======== PASSAGE PROVIDED ========

I used to love this song. Now when I hear it, it makes me bristle and then I start to tear up.
Just after DD I was work and this song came on...I started to cry...and nobody at my job knew what had happened between us. It was horrible. I had to run off the the toilet to hid so that no one could see me.
Mr. Happy and I have since R'ed. But this song still makes me sad. He was so handsome and a great husband and father... I thought that I was a princess in a fairy tale for most of our marriage. Now...not so much.
We are just statistics...common, prosaic. Something I never wanted to be...
He is still handsome, and a great providers but our life has changed. We are different, the innocents is gone.

======== LISTED RECORDS ========

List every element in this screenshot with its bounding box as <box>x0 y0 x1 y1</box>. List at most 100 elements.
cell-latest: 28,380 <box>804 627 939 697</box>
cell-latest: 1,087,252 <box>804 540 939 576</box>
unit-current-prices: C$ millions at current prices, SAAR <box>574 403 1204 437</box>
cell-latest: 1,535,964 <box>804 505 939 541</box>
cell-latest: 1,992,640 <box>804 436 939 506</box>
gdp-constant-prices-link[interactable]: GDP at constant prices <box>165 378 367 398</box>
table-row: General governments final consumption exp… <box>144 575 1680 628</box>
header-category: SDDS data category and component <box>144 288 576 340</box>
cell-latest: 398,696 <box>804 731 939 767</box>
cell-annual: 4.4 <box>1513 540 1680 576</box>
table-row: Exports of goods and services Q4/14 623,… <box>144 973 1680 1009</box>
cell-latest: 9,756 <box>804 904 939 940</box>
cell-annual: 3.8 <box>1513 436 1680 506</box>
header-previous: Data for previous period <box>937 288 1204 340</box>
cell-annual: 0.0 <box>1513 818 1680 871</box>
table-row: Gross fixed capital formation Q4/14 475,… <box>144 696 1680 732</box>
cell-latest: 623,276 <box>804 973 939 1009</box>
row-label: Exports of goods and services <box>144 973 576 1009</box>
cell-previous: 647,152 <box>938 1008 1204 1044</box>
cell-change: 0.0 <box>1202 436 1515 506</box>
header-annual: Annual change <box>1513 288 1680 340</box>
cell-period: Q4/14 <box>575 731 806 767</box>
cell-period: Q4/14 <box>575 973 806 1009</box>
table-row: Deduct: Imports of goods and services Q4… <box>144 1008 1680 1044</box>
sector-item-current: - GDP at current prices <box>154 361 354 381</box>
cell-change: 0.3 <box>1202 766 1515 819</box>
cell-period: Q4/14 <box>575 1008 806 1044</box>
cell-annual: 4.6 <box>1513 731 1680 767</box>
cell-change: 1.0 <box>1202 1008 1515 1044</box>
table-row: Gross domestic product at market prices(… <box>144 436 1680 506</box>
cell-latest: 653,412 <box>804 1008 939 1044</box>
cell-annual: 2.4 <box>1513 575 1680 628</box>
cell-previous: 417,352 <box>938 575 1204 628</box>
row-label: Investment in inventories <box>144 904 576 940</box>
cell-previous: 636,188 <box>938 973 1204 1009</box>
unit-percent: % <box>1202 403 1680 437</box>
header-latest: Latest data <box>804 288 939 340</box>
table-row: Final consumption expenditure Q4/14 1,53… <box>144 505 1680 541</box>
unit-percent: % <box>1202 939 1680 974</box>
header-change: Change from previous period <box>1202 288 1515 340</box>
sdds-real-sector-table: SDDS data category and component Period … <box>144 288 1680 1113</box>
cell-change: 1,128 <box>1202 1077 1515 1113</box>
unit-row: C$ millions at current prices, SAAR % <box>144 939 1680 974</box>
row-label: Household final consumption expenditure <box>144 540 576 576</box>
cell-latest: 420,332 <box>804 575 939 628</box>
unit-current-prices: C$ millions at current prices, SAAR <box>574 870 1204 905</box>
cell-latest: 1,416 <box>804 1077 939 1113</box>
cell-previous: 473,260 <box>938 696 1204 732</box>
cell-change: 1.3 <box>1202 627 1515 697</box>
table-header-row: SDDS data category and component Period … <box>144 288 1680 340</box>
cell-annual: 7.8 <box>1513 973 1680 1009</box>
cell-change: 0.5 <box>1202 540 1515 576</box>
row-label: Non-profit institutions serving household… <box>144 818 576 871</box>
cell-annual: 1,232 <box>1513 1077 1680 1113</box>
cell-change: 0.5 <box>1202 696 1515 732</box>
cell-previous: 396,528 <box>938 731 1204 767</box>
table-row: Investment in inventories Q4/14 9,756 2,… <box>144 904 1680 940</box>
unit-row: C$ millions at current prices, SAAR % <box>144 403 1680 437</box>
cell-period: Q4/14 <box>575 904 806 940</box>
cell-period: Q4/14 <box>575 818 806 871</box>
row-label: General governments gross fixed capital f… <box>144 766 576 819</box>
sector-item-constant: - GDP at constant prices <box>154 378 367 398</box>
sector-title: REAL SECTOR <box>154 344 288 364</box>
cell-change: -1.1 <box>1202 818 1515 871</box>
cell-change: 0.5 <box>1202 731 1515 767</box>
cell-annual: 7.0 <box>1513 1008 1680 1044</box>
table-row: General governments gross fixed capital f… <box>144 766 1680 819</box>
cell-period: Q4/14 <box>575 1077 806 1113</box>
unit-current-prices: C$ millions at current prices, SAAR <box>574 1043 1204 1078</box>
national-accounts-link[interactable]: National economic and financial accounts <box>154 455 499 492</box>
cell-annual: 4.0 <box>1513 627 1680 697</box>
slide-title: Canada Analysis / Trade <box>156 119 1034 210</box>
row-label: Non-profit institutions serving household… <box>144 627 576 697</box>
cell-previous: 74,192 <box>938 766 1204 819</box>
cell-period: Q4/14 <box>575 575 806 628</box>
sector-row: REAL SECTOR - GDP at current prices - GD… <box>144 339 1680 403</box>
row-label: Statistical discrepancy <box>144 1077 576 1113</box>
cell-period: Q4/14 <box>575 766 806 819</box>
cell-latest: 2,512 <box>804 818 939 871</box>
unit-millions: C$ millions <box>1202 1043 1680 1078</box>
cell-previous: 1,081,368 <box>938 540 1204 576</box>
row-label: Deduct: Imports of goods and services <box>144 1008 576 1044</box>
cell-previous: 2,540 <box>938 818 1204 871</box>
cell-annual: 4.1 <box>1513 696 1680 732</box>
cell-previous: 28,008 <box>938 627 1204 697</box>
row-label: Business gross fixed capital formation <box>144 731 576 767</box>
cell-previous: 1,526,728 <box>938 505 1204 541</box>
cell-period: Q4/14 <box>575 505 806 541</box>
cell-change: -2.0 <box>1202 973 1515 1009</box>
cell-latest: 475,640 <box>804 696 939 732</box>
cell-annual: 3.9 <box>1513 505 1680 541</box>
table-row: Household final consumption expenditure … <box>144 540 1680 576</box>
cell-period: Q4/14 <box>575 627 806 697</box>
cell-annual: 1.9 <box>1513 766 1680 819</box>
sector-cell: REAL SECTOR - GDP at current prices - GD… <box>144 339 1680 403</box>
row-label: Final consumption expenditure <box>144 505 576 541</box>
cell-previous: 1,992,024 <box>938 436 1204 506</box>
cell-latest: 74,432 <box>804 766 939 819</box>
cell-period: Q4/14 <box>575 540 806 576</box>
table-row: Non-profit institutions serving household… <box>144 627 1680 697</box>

========
======== LISTED RECORDS ========

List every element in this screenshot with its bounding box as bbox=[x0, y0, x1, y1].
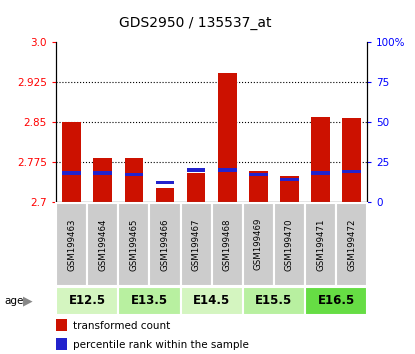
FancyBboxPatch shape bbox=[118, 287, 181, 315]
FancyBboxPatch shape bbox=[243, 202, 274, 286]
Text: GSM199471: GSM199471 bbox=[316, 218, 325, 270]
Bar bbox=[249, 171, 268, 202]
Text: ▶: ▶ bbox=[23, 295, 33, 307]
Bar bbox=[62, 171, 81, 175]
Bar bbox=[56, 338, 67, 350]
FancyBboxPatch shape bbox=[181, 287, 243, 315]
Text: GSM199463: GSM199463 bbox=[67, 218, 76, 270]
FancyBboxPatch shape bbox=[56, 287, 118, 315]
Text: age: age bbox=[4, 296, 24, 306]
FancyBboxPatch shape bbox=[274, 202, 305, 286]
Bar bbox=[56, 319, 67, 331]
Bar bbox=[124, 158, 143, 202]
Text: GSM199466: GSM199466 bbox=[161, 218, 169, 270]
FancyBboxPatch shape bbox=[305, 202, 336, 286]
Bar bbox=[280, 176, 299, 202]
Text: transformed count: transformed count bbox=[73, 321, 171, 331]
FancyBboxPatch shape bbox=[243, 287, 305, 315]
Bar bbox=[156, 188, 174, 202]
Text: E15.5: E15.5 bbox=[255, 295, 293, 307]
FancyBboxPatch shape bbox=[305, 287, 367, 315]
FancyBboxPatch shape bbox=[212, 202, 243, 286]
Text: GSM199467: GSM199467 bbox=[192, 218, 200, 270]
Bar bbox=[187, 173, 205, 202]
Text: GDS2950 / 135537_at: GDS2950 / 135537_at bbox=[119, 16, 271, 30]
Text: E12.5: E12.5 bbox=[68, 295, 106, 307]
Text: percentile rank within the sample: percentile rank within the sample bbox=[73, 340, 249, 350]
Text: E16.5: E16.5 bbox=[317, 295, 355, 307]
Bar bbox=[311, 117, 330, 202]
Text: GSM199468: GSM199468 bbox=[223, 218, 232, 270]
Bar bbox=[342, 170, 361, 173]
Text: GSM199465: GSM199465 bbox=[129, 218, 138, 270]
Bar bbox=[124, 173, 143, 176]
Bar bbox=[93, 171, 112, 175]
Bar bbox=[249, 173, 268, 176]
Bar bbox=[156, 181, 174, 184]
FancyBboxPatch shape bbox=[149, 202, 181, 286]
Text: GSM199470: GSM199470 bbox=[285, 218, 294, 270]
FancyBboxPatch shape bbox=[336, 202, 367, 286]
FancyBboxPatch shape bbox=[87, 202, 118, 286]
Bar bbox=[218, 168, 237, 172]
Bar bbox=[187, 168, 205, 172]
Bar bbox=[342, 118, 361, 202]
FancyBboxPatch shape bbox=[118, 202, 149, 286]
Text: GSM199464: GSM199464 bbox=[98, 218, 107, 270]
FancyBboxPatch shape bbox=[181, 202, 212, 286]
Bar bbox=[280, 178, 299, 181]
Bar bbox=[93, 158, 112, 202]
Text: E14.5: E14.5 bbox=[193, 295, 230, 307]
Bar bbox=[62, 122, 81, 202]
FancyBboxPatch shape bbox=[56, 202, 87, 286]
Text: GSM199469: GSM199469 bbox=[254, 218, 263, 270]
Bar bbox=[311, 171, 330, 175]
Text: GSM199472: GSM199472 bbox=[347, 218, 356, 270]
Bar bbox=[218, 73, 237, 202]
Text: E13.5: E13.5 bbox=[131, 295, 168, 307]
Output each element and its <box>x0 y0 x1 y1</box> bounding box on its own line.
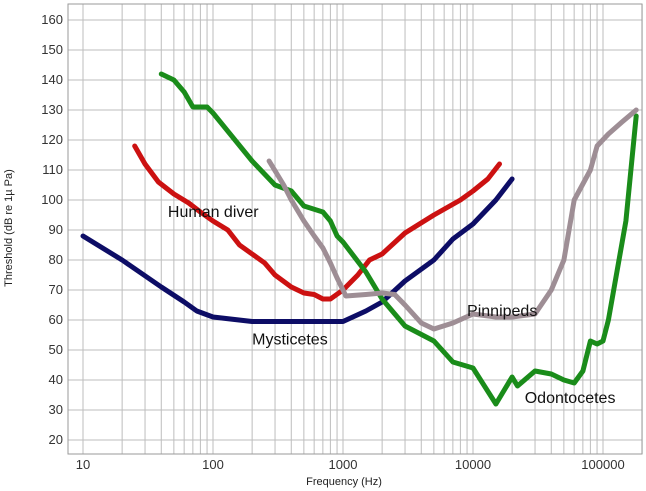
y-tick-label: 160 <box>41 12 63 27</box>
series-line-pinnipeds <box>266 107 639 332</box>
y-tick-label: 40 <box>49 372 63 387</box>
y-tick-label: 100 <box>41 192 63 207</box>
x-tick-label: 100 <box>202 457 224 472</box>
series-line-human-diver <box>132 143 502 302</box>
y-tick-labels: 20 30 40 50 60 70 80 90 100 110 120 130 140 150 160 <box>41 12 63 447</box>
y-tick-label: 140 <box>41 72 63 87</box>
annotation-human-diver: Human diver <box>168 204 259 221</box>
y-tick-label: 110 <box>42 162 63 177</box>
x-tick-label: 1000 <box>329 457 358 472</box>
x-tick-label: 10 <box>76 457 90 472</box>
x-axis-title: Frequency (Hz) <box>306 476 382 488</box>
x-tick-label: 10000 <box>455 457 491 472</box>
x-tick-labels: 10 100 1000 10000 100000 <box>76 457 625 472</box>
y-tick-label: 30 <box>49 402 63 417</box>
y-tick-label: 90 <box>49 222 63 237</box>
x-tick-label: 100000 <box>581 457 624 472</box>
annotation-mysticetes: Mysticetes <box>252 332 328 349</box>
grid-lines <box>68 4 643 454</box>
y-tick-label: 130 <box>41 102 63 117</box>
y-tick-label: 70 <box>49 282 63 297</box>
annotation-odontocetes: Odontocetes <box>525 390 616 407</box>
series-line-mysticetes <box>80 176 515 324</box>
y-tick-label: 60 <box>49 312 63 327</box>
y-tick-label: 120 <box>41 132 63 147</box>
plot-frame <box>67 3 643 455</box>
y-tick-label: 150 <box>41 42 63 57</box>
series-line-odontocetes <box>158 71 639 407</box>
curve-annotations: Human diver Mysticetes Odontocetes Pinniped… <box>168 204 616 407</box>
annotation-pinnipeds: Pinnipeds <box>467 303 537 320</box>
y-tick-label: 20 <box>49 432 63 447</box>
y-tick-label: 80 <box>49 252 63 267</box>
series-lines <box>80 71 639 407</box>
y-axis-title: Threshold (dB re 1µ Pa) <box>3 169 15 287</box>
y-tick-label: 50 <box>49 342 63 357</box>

========

PROBLEM STATEMENT: Repeat the post about the song word for word, starting at "Just after DD" and ending at "innocents is gone.".

SOLUTION TO THE EXERCISE:
Just after DD I was work and this song came on...I started to cry...and nobody at my job knew what had happened between us. It was horrible. I had to run off the the toilet to hid so that no one could see me.
Mr. Happy and I have since R'ed. But this song still makes me sad. He was so handsome and a great husband and father... I thought that I was a princess in a fairy tale for most of our marriage. Now...not so much.
We are just statistics...common, prosaic. Something I never wanted to be...
He is still handsome, and a great providers but our life has changed. We are different, the innocents is gone.